MATERIAL PROVIDED:
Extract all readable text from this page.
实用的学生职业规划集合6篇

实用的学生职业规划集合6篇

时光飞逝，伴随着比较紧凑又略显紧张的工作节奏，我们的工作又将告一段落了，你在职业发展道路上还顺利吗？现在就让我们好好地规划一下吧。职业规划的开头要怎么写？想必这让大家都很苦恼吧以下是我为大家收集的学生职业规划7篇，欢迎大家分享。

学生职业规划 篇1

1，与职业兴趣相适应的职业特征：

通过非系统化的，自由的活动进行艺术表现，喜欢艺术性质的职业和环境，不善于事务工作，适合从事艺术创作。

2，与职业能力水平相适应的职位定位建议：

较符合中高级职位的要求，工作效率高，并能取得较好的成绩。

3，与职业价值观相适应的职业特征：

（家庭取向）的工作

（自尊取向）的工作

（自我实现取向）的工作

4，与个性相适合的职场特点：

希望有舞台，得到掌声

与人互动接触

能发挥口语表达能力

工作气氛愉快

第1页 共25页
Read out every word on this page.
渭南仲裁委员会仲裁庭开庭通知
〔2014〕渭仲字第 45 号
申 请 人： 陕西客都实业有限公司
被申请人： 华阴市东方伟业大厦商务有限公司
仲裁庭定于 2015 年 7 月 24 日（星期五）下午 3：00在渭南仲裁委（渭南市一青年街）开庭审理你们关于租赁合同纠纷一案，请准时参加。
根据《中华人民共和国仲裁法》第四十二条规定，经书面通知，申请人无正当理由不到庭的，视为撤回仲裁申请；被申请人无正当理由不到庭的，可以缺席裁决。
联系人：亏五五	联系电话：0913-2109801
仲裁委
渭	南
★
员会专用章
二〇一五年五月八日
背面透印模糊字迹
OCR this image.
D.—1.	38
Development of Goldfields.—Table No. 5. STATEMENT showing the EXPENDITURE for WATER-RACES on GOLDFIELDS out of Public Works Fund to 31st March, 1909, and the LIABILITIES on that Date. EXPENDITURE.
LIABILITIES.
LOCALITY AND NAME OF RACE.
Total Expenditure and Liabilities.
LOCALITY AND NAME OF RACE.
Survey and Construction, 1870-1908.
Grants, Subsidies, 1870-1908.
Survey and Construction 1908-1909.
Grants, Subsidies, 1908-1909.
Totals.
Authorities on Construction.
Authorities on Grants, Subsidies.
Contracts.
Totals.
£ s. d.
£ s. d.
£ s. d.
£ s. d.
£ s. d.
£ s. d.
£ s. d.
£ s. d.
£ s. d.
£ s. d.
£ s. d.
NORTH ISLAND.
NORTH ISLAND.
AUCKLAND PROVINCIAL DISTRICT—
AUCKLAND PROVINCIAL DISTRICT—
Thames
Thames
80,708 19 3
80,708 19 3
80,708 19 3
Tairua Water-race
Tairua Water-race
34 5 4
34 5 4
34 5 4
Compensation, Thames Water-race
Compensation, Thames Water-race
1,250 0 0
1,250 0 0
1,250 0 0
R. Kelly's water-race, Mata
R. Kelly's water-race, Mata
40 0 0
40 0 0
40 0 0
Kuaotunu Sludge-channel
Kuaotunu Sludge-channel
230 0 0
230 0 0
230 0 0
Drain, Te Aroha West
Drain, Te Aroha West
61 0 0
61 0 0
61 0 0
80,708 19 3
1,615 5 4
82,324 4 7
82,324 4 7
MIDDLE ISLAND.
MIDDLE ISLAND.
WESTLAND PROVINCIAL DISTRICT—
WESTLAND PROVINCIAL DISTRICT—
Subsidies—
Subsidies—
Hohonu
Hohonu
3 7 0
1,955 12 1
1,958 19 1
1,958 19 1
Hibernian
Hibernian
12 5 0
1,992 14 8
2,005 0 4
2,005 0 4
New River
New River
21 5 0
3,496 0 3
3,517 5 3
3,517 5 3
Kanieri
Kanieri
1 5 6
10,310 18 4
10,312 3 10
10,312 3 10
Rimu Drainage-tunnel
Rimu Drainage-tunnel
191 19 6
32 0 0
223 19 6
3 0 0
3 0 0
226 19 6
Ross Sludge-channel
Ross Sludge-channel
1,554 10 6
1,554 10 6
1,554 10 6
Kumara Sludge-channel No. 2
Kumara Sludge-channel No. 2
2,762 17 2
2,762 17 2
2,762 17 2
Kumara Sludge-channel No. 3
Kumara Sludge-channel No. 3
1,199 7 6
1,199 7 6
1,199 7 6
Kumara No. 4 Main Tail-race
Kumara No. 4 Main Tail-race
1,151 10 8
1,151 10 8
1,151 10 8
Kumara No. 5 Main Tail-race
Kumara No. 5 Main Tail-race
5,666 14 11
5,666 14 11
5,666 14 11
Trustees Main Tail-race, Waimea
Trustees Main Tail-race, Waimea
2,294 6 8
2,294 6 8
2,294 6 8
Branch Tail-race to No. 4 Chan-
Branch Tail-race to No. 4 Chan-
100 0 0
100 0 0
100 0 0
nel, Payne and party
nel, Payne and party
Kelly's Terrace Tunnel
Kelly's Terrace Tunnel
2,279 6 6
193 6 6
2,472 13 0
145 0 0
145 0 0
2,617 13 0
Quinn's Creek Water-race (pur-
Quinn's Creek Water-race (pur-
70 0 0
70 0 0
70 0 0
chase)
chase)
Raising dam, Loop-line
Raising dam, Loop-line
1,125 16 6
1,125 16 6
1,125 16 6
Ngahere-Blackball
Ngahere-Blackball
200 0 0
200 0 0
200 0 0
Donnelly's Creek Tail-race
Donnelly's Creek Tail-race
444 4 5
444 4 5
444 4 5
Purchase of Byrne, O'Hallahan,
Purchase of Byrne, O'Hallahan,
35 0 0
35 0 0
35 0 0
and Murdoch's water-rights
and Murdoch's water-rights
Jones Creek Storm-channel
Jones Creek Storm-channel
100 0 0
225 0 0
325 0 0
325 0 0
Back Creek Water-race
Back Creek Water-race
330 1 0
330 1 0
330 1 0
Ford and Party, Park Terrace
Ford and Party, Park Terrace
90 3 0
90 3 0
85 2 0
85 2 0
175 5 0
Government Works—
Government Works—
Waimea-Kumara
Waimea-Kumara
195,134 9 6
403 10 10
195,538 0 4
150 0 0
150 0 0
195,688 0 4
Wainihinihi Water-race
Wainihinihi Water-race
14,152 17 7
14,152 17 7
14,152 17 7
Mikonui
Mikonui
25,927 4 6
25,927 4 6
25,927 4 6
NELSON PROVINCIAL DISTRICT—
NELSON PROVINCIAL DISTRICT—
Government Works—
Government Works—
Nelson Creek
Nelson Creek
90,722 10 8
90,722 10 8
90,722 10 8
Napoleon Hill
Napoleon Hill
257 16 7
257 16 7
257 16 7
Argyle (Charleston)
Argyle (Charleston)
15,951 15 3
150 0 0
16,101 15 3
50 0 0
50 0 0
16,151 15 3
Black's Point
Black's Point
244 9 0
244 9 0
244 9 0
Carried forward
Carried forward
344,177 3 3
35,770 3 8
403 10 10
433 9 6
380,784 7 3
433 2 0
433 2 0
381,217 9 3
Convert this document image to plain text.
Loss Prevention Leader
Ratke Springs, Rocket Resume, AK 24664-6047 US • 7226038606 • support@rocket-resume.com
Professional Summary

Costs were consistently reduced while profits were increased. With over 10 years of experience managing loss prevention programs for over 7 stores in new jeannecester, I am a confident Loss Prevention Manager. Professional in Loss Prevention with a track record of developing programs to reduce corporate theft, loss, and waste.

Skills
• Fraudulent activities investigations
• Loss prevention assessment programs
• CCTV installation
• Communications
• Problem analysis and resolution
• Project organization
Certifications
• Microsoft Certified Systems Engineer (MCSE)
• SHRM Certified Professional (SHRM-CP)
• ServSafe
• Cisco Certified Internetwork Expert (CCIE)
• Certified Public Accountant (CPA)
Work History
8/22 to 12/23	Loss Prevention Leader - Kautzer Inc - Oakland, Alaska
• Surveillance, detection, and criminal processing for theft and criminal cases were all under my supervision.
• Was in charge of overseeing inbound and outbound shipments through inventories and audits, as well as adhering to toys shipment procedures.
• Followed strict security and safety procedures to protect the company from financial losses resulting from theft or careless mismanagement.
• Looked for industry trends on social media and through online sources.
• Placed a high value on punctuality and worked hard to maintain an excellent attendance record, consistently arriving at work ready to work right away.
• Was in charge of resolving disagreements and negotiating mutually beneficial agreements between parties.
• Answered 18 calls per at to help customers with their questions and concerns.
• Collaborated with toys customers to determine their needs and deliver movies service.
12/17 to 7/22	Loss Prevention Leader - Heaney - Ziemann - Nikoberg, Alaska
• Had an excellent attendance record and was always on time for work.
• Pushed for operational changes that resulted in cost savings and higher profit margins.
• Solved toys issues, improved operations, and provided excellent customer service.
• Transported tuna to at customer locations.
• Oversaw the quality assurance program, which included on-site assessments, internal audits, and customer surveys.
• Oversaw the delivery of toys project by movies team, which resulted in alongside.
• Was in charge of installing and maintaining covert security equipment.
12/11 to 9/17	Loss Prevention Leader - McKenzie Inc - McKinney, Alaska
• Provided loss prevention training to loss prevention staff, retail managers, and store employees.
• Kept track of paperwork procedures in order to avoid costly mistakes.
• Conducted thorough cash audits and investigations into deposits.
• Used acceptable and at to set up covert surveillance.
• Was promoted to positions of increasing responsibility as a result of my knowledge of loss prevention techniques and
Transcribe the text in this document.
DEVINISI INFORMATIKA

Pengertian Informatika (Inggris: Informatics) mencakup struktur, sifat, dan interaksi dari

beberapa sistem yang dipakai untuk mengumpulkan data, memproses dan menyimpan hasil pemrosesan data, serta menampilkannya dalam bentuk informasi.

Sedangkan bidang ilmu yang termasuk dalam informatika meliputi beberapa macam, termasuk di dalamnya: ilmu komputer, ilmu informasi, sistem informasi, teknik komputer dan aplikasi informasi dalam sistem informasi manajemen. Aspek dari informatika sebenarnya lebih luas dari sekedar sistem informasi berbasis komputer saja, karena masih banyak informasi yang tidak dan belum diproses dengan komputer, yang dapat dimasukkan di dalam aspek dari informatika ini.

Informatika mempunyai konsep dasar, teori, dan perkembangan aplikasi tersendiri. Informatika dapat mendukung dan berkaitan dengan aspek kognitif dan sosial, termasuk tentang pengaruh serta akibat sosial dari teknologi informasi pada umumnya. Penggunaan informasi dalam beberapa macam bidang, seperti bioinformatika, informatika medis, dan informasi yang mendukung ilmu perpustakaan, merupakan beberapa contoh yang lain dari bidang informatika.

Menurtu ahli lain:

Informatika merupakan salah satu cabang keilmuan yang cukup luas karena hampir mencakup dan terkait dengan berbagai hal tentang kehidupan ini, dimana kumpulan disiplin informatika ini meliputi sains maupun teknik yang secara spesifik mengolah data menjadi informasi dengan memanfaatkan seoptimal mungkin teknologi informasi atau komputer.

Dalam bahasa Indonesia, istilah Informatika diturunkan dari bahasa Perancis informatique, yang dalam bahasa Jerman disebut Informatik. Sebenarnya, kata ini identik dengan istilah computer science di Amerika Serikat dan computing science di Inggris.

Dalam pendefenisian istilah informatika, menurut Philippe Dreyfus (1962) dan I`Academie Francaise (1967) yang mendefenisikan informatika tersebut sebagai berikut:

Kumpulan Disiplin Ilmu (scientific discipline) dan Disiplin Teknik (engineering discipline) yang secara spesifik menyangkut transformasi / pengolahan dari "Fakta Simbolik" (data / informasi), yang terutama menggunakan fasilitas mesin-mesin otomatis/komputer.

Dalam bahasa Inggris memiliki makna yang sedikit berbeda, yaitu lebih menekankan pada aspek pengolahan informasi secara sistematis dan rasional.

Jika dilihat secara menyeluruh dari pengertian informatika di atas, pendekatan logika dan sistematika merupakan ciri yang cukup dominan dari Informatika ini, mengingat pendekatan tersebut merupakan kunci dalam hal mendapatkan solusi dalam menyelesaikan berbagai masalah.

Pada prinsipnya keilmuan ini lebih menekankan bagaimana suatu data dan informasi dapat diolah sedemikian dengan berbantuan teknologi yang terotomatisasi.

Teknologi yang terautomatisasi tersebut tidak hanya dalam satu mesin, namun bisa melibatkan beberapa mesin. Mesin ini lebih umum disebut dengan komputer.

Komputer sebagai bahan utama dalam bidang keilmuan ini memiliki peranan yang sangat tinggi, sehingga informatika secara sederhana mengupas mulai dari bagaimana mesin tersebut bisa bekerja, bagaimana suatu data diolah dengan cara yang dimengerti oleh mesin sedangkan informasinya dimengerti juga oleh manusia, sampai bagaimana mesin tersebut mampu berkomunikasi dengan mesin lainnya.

AIM:
Show the lines where the word "Construction" appears in the entries.

WRITTEN SOLUTION:
Survey and Construction, 1870-1908.
Survey and Construction 1908-1909.
Authorities on Construction.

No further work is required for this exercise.